What is asked -
Using the data below, copy every line that contains the word "grounded".

======== Records provided ========

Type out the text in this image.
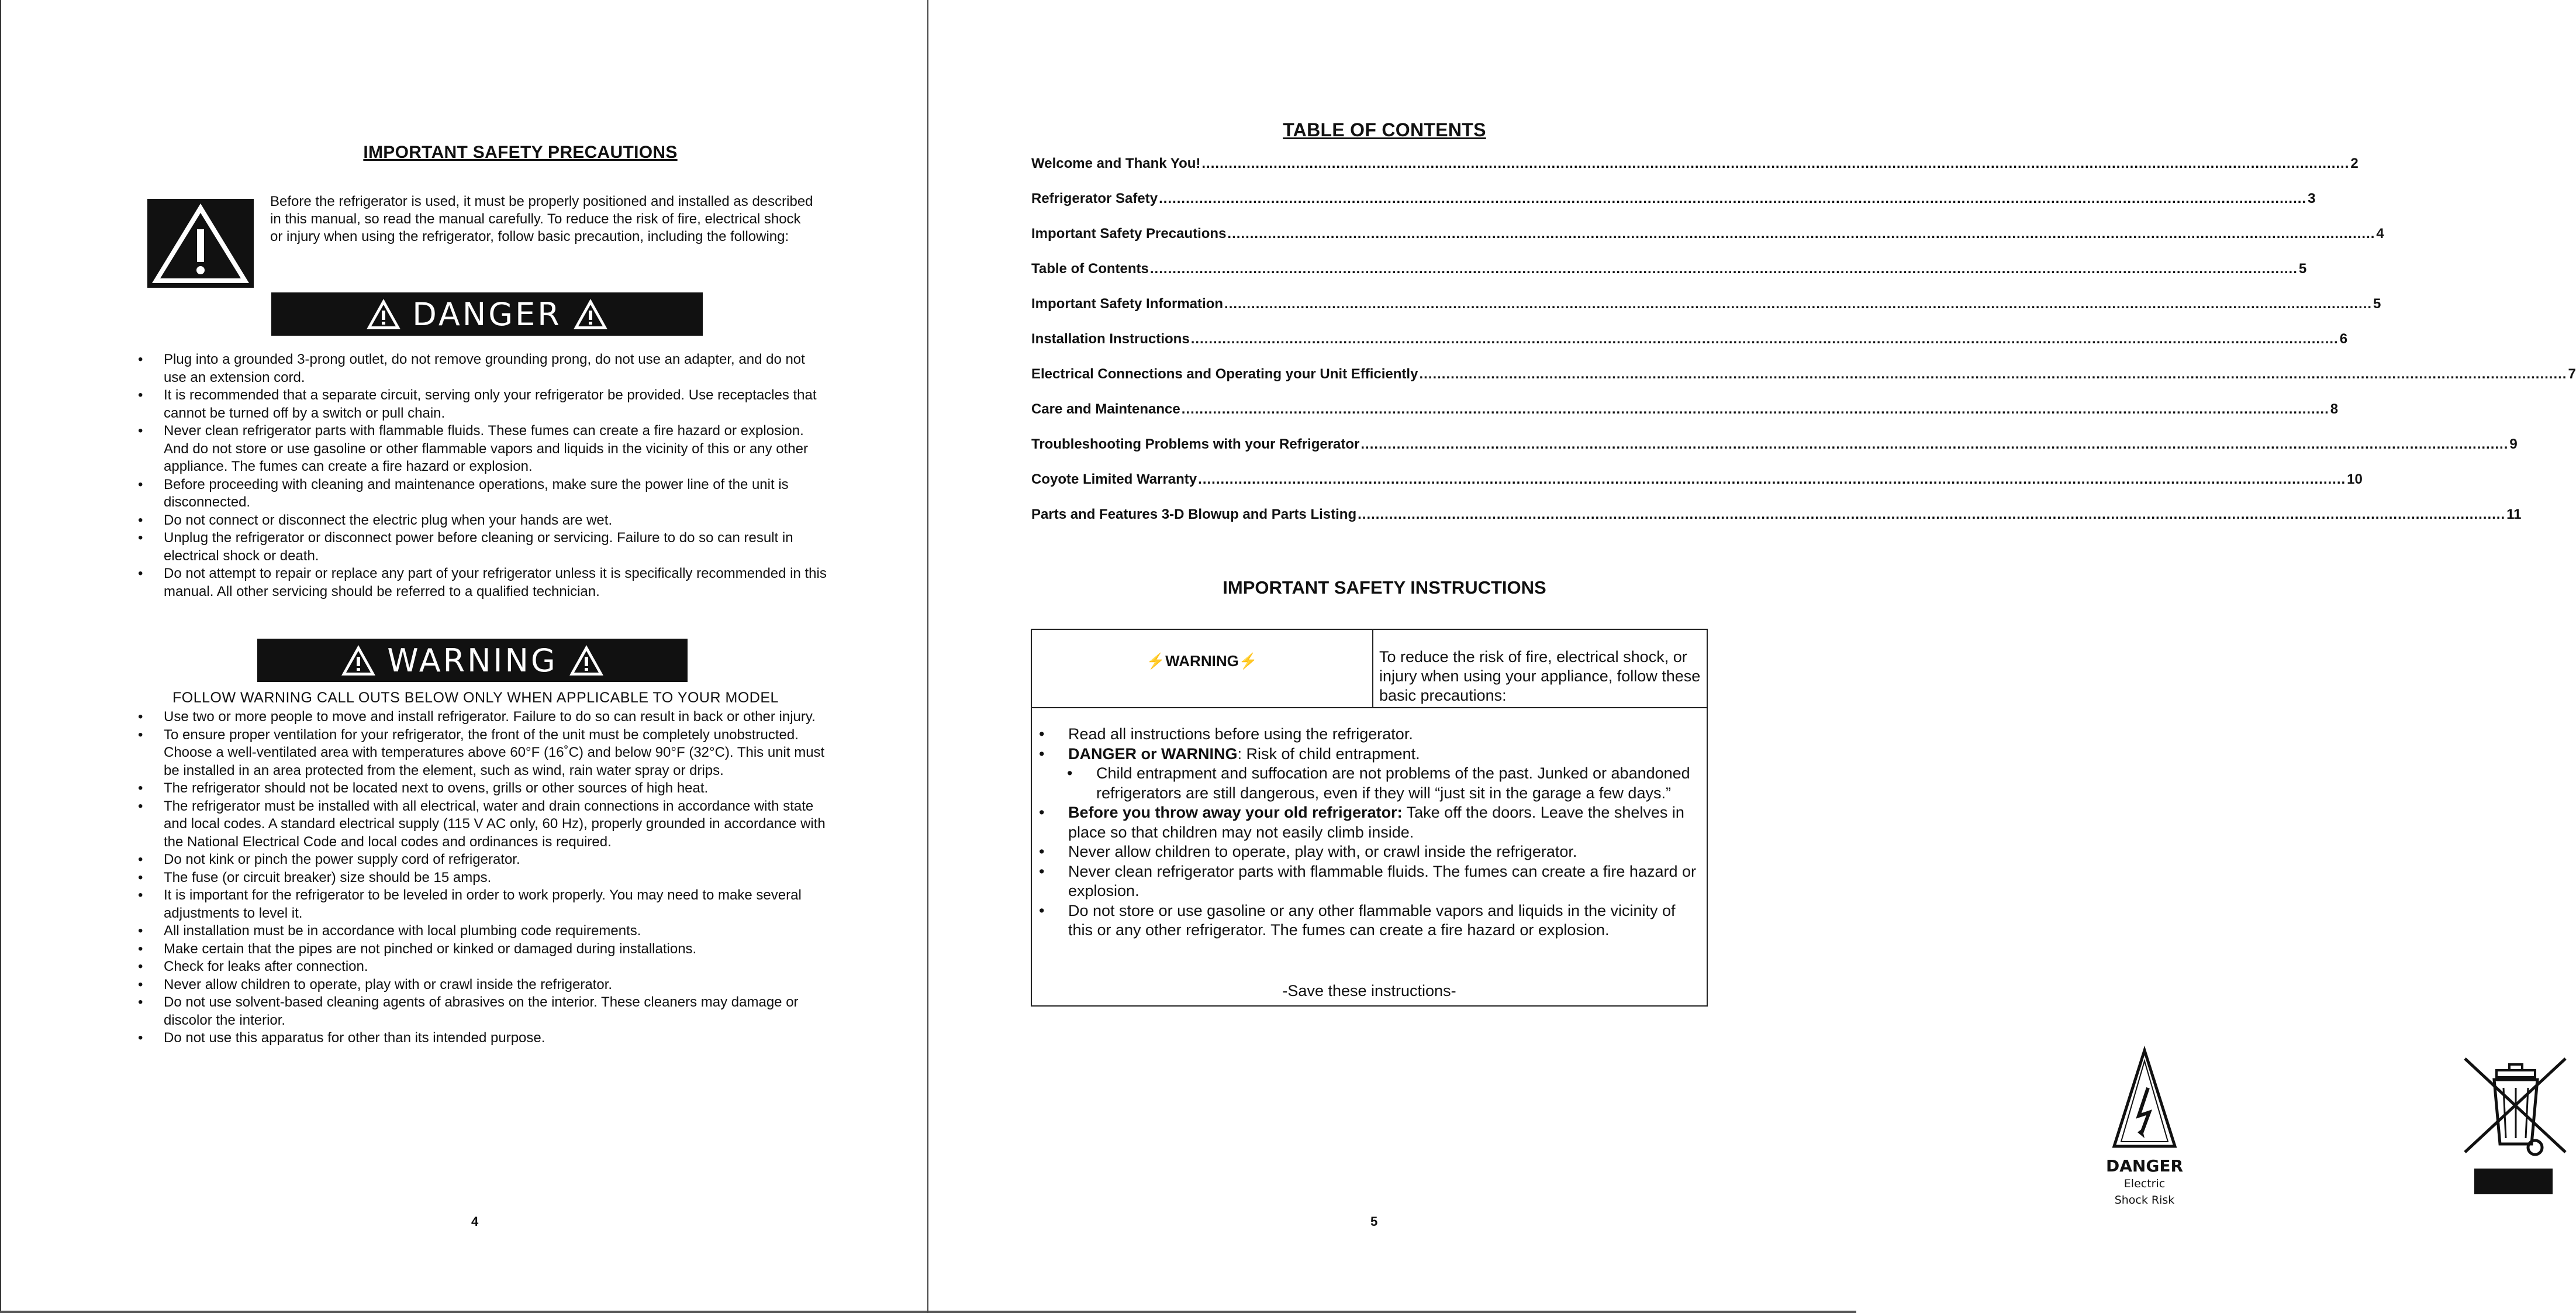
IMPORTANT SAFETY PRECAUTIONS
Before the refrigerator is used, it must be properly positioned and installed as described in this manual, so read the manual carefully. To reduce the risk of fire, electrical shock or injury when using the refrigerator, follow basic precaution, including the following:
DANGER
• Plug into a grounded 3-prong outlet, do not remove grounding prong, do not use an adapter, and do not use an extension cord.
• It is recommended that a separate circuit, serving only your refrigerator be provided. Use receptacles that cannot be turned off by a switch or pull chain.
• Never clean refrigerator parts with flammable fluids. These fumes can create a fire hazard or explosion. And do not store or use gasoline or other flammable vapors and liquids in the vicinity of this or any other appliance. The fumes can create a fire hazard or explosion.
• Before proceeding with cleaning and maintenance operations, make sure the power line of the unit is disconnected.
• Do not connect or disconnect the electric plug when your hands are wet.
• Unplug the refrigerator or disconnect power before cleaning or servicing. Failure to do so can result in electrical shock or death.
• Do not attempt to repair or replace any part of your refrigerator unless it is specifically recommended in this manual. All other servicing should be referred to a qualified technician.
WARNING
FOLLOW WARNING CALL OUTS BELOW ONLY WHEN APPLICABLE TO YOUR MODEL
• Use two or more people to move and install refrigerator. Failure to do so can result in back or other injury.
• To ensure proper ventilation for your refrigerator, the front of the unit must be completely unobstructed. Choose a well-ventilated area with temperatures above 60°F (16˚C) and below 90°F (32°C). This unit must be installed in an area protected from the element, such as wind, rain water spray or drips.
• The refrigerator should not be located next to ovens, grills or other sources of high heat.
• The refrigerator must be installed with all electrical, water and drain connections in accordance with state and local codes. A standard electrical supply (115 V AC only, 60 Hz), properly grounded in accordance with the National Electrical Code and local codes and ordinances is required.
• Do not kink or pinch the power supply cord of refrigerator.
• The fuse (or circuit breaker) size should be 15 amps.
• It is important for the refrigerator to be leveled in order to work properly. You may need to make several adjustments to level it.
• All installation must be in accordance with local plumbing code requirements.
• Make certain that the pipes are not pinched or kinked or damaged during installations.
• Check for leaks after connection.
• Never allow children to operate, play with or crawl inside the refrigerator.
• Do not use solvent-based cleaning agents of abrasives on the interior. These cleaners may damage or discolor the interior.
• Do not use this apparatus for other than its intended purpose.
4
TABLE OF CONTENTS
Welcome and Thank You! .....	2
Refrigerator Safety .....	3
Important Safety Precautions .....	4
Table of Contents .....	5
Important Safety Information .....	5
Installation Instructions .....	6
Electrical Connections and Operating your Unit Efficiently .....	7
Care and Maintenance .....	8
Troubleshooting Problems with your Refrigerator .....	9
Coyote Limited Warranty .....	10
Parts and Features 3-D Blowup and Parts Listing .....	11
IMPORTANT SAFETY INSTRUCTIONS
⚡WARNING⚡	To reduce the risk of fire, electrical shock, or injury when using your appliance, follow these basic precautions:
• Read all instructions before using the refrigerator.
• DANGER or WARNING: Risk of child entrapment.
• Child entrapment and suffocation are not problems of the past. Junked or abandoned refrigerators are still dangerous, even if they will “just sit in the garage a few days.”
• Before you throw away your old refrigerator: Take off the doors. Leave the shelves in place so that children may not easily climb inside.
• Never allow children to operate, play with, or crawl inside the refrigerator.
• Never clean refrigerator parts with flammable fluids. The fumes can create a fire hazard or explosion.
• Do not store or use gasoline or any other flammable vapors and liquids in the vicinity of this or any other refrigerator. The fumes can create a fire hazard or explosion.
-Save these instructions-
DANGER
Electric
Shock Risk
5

========

Final result -
• Plug into a grounded 3-prong outlet, do not remove grounding prong, do not use an adapter, and do not use an extension cord.
• The refrigerator must be installed with all electrical, water and drain connections in accordance with state and local codes. A standard electrical supply (115 V AC only, 60 Hz), properly grounded in accordance with the National Electrical Code and local codes and ordinances is required.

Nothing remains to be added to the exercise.